══ BRANO DA LEGGERE ══
Sempre nella mia camera, in pomeriggi caldi e
luminosi, feci la conoscenza di una ragazza che, a suo dire, sosteneva di non
esistere. Non era altro che un frammento del pallido riflesso della sua
immagine, con un passato difficile, una corazza di cinismo e diffidenza con cui
contrasta e tartassa il prossimo.
Quella della Honeyman è una storia toccante,
realistica, profonda, che, per certi versi mi ha resa consapevole di come,
talvolta, dietro a una corazza scolpita negli anni, si nascondono tante cose.
Così come si nascondono tante cose in questo romanzo
che, inizialmente poco appropriato ai miei gusti di lettrice, ha scandito
attimi di una vita sempre uguale a se stessa, semplice ma tutto sommato appagante.
Titolo: Eleanor Oliphant sta benissimo
Autore: Gail Honeyman
Casa editrice: Garzanti
Prezzo: 17, 90 €
N° di pagine: 352
Trama: Mi chiamo Eleanor Oliphant e sto bene, anzi:
benissimo. Non bado agli altri. So che spesso mi fissano, sussurrano, girano la
testa quando passo. Forse è perché io dico sempre quello che penso. Ma io
sorrido, perché sto bene così. Ho quasi trent'anni e da nove lavoro nello
stesso ufficio. In pausa pranzo faccio le parole crociate, la mia passione. Poi
torno alla mia scrivania e mi prendo cura di Polly, la mia piantina: lei ha
bisogno di me, e io non ho bisogno di nient'altro. Perché da sola sto bene.
Solo il mercoledì mi inquieta perché è il giorno in cui arriva la telefonata
dalla prigione. Da mia madre. Dopo, quando chiudo la chiamata, mi accorgo di
sfiorare la cicatrice che ho sul volto e ogni cosa sembra diversa. Ma non dura
molto, perché io non lo permetto. E se me lo chiedete, infatti, io sto bene.
Anzi, benissimo. O così credevo, fino a oggi. Perché oggi è successa una cosa
nuova. Qualcuno mi ha rivolto un gesto gentile. Il primo della mia vita. E
questo ha cambiato ogni cosa. D'improvviso, ho scoperto che il mondo segue delle
regole che non conosco. Che gli altri non hanno le mie stesse paure, e non
cercano a ogni istante di dimenticare il passato. Forse il << tutto
>> che credevo di avere è precisamente tutto ciò che mi manca. E forse è
ora di imparare davvero a stare bene. Anzi, benissimo.
═══
▸ ESERCIZI PROPOSTI
a) Ricopia fedelmente il passo del brano sul romanzo di Gail Honeyman che comincia con "Titolo: Eleanor Oliphant" e termina con "sola sto bene.".
b) Rispondi alle seguenti domande sul brano dedicato al romanzo di Gail Honeyman.
(i) Quale casa editrice pubblica il romanzo?
(ii) Come si chiama la piantina di cui Eleanor si prende cura?
(iii) In quale giorno della settimana arriva la telefonata dalla prigione?
I record riportati non servono in alcun modo per questa parte.
══ VOCI ELENCATE ══
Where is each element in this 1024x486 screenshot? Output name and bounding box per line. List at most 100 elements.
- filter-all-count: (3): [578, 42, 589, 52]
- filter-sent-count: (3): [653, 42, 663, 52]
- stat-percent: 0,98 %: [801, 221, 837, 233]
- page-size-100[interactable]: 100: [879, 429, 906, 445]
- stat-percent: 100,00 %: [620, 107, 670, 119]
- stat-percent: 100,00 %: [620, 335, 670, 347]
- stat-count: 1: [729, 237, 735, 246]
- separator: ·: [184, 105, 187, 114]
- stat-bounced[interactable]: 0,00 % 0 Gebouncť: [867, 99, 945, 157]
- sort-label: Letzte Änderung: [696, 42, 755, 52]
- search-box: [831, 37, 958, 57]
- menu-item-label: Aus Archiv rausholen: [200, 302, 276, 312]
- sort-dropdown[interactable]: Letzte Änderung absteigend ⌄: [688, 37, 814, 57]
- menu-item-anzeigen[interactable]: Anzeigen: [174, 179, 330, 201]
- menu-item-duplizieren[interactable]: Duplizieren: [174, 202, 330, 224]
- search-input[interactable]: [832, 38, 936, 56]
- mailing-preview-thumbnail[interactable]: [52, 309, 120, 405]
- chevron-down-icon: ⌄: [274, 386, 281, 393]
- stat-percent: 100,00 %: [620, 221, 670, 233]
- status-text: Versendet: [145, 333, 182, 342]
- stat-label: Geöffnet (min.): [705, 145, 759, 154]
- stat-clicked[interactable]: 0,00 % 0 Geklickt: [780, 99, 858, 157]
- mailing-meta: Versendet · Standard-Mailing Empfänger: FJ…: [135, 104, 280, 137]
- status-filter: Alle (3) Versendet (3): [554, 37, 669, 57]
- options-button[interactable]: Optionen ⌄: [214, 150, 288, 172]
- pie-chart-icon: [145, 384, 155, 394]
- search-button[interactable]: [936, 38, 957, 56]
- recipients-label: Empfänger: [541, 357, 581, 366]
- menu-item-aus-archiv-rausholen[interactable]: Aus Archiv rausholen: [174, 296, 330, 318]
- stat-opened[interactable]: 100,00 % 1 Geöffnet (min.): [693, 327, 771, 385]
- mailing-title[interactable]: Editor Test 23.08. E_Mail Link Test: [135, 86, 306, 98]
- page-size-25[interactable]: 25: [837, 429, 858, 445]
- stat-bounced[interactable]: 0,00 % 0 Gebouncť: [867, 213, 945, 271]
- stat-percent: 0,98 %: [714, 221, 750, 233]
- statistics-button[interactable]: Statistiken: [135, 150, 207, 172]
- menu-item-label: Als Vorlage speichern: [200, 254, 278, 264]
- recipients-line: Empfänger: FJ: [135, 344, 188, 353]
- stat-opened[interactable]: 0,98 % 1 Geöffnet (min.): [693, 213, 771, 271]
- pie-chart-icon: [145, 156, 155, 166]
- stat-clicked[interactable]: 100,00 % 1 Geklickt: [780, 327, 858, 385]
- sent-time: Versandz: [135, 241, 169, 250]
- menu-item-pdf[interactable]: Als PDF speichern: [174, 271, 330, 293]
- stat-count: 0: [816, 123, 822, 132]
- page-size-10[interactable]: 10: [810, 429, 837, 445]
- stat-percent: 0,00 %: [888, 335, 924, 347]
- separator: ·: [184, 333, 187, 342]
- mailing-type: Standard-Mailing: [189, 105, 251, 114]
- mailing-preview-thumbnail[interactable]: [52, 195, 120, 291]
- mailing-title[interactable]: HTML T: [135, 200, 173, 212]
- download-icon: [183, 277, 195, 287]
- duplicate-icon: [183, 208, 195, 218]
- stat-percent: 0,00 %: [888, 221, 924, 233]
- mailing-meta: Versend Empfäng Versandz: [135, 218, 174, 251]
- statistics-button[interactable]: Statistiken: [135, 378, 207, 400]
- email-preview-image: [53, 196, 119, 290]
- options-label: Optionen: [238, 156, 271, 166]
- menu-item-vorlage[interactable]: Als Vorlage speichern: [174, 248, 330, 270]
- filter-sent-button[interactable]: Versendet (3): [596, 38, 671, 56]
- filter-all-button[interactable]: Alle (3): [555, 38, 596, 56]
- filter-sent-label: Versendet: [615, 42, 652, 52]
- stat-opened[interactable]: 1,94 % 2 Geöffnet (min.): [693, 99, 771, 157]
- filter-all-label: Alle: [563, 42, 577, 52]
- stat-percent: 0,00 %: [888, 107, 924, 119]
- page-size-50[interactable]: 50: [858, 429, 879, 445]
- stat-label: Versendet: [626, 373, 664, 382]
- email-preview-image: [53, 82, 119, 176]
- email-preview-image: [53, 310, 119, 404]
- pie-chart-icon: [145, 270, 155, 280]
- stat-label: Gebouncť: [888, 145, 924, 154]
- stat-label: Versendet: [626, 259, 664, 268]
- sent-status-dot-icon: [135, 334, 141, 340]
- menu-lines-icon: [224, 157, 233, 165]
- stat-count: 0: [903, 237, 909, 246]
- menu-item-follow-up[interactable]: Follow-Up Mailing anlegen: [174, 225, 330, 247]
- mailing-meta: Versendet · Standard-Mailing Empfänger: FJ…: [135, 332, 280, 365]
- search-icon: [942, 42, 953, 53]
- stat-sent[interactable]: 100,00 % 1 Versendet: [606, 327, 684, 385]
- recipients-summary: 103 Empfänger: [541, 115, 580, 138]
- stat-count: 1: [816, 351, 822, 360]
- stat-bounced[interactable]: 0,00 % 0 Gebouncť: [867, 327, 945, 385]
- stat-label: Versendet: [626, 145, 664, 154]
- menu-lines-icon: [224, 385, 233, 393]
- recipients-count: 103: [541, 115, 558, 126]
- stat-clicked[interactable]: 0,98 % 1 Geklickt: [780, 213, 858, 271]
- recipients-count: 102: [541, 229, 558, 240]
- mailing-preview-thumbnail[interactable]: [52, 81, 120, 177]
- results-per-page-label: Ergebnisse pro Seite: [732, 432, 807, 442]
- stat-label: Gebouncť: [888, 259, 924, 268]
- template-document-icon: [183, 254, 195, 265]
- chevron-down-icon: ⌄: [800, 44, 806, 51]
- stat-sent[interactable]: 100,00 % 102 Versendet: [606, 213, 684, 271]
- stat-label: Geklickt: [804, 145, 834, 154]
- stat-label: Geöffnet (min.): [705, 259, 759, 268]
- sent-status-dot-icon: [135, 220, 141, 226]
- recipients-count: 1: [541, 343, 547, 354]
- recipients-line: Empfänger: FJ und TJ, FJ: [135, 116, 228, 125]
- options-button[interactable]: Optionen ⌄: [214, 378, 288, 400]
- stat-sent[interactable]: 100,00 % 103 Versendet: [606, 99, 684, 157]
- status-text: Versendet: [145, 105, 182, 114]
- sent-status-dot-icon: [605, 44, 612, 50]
═══
▸ SOLUZIONI DEGLI ESERCIZI
a)
Titolo: Eleanor Oliphant sta benissimo
Autore: Gail Honeyman
Casa editrice: Garzanti
Prezzo: 17, 90 €
N° di pagine: 352
Trama: Mi chiamo Eleanor Oliphant e sto bene, anzi:
benissimo. Non bado agli altri. So che spesso mi fissano, sussurrano, girano la
testa quando passo. Forse è perché io dico sempre quello che penso. Ma io
sorrido, perché sto bene così. Ho quasi trent'anni e da nove lavoro nello
stesso ufficio. In pausa pranzo faccio le parole crociate, la mia passione. Poi
torno alla mia scrivania e mi prendo cura di Polly, la mia piantina: lei ha
bisogno di me, e io non ho bisogno di nient'altro. Perché da sola sto bene.

b)
(i) Garzanti.
(ii) Polly.
(iii) Il mercoledì.